→ PROBLEM DESCRIPTION: Return the whole listing, line for line, without the pictures in it.

(Rows from a dataset)
▬▬▬▬▬▬
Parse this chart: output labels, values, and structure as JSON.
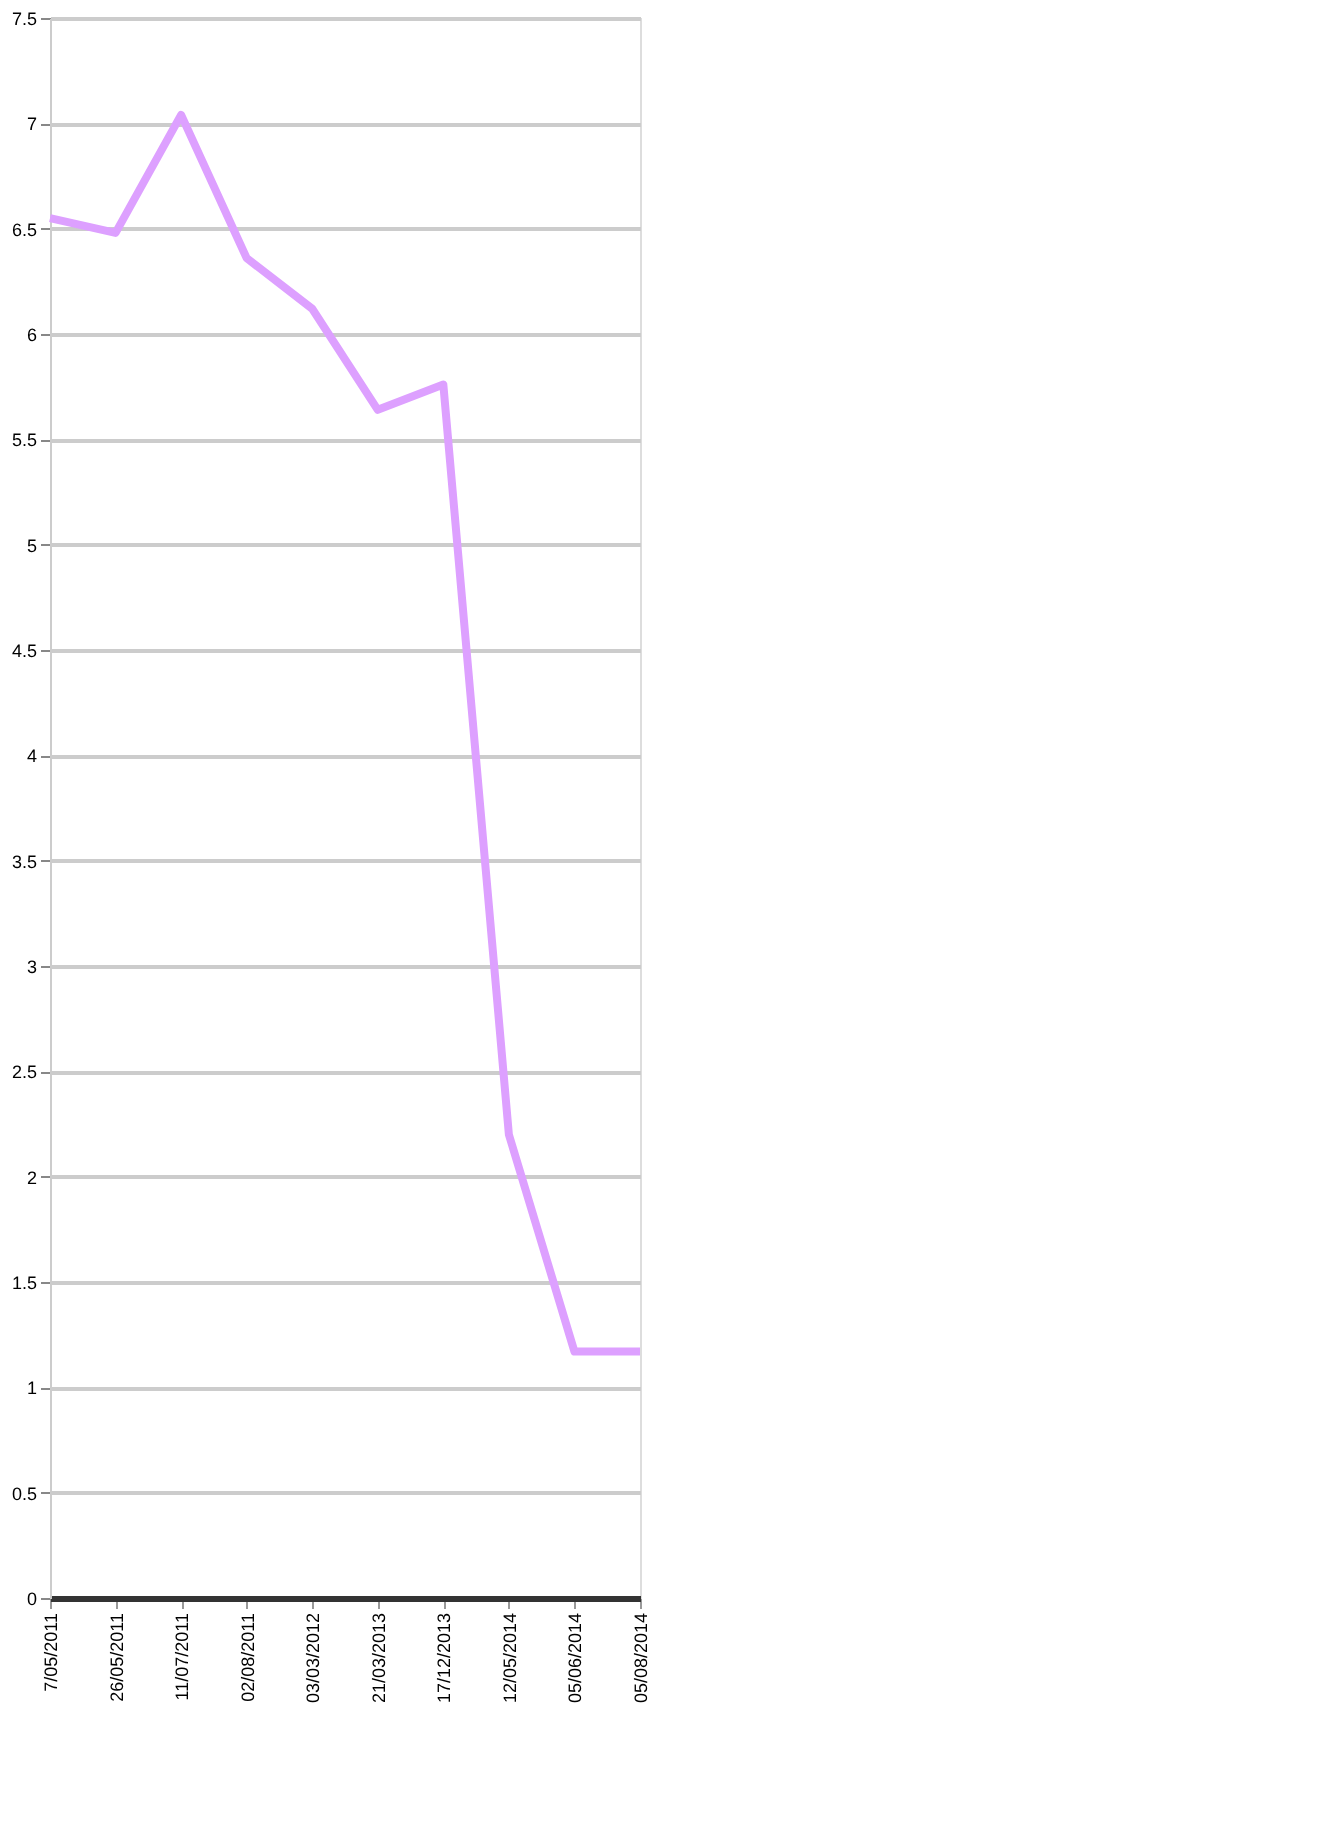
{
  "chart_data": {
    "type": "line",
    "categories": [
      "7/05/2011",
      "26/05/2011",
      "11/07/2011",
      "02/08/2011",
      "03/03/2012",
      "21/03/2013",
      "17/12/2013",
      "12/05/2014",
      "05/06/2014",
      "05/08/2014"
    ],
    "series": [
      {
        "color": "#dda0ff",
        "values": [
          6.55,
          6.48,
          7.04,
          6.36,
          6.12,
          5.64,
          5.76,
          2.2,
          1.17,
          1.17
        ]
      }
    ],
    "ylim": [
      0,
      7.5
    ],
    "yticks": [
      0,
      0.5,
      1,
      1.5,
      2,
      2.5,
      3,
      3.5,
      4,
      4.5,
      5,
      5.5,
      6,
      6.5,
      7,
      7.5
    ],
    "grid": "y",
    "marker": "none",
    "line_style": "solid"
  }
}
▬▬▬▬▬▬
→ SOLUTION BELOW:
Parse this chart: output labels, values, and structure as JSON.
{
  "chart_data": {
    "type": "line",
    "categories": [
      "7/05/2011",
      "26/05/2011",
      "11/07/2011",
      "02/08/2011",
      "03/03/2012",
      "21/03/2013",
      "17/12/2013",
      "12/05/2014",
      "05/06/2014",
      "05/08/2014"
    ],
    "series": [
      {
        "color": "#dda0ff",
        "values": [
          6.55,
          6.48,
          7.04,
          6.36,
          6.12,
          5.64,
          5.76,
          2.2,
          1.17,
          1.17
        ]
      }
    ],
    "ylim": [
      0,
      7.5
    ],
    "yticks": [
      0,
      0.5,
      1,
      1.5,
      2,
      2.5,
      3,
      3.5,
      4,
      4.5,
      5,
      5.5,
      6,
      6.5,
      7,
      7.5
    ],
    "grid": "y",
    "marker": "none",
    "line_style": "solid"
  }
}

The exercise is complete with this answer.